Requirements = Pull out each line of the material below that contains the string "accent", copying those lines in full.

Layout annotation records
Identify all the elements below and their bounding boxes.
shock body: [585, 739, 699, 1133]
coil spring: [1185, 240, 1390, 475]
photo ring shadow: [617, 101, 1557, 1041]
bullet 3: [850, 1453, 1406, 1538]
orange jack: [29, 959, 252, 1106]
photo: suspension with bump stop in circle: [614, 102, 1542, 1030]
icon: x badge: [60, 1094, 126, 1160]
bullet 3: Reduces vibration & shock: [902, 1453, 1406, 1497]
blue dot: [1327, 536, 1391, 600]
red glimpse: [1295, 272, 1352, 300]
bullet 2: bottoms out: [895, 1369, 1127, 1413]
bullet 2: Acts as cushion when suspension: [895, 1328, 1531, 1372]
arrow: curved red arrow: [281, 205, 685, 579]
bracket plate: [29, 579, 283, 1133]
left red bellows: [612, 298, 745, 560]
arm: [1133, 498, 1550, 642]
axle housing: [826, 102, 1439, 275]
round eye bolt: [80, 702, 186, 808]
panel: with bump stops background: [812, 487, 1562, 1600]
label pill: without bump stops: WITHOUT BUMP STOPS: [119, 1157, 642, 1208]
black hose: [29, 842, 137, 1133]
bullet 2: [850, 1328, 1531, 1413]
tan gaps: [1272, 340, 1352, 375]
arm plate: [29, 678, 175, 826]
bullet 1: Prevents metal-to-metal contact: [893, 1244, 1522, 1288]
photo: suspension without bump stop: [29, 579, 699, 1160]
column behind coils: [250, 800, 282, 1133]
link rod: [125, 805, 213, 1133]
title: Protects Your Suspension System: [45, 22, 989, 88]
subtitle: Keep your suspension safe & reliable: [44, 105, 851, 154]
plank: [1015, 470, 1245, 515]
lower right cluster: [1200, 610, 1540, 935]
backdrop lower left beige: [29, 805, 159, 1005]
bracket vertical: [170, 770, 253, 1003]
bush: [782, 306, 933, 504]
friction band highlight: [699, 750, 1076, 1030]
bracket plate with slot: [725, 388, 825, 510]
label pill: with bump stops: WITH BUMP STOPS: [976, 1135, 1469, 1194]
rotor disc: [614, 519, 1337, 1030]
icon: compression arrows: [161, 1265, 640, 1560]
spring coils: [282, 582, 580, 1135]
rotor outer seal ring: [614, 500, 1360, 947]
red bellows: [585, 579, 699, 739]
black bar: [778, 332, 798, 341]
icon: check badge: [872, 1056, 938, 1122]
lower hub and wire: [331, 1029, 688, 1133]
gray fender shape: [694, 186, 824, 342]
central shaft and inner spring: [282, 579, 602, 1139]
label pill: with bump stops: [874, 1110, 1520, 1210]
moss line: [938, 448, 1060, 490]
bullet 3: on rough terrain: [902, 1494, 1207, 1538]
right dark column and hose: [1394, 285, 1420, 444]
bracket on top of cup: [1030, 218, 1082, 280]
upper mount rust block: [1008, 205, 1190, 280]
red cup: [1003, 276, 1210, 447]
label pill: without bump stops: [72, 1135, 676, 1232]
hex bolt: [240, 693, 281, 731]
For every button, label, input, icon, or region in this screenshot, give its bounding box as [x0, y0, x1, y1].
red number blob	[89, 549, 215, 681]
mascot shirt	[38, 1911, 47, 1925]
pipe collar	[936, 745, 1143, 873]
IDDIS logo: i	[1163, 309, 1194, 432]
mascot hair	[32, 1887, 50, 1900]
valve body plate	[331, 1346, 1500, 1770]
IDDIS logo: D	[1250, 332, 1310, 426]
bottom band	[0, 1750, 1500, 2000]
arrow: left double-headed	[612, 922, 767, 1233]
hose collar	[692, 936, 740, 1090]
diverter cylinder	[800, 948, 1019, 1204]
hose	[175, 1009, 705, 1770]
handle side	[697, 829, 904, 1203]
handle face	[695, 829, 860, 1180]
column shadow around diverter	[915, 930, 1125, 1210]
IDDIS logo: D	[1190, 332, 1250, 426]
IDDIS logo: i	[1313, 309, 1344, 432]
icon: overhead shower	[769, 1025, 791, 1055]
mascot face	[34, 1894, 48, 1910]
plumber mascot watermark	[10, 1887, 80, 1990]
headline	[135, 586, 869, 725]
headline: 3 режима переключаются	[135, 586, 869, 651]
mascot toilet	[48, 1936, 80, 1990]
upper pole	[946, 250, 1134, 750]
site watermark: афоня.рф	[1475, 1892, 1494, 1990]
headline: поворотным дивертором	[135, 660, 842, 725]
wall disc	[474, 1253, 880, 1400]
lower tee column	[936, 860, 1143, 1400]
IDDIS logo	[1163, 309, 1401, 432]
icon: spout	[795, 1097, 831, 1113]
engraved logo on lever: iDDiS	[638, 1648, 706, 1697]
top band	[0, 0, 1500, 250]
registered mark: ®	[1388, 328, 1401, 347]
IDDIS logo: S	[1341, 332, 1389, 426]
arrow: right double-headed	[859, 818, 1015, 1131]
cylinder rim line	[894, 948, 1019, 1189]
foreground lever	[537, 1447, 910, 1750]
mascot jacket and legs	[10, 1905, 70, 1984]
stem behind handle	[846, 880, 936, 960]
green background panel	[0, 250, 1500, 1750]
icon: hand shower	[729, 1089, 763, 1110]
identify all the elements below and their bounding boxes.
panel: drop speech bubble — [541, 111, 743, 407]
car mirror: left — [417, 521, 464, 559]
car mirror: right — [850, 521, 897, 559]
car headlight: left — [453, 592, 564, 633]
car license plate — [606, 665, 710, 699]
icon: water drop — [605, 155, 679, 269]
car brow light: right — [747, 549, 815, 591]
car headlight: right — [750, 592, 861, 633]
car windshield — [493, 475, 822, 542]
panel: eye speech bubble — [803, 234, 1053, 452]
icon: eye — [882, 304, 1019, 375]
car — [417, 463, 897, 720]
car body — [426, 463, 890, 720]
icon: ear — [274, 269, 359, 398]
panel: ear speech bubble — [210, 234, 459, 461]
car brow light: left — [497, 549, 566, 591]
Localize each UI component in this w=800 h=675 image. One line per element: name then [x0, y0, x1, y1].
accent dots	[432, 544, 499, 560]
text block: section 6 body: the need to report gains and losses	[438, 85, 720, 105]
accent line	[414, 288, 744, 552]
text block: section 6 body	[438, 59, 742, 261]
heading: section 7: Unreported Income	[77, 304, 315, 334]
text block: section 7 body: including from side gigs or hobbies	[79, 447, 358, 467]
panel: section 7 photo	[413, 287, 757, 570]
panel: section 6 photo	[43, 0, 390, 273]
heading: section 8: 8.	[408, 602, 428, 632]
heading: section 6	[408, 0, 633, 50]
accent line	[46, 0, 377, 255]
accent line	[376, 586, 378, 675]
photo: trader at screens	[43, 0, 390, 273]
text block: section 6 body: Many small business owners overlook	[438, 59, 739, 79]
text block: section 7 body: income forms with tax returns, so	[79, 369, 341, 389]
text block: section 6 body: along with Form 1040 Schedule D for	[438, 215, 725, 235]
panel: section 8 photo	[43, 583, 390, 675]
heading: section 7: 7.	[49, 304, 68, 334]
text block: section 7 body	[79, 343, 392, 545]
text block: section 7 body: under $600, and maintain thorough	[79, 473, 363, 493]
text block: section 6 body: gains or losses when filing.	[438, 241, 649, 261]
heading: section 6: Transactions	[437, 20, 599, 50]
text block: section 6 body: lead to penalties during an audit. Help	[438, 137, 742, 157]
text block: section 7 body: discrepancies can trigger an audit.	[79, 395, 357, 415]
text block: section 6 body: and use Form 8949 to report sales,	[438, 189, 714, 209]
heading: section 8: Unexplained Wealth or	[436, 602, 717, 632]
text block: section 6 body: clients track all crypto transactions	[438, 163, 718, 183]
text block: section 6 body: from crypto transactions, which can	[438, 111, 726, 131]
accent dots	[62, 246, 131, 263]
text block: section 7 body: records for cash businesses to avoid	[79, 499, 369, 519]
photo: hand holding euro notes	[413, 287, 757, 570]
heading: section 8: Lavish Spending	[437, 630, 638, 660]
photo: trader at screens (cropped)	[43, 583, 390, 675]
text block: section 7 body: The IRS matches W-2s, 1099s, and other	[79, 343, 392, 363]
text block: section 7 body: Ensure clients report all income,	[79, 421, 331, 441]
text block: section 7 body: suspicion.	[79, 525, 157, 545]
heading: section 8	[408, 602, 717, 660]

Correct answer =
accent dots	[432, 544, 499, 560]
accent line	[414, 288, 744, 552]
accent line	[46, 0, 377, 255]
accent line	[376, 586, 378, 675]
accent dots	[62, 246, 131, 263]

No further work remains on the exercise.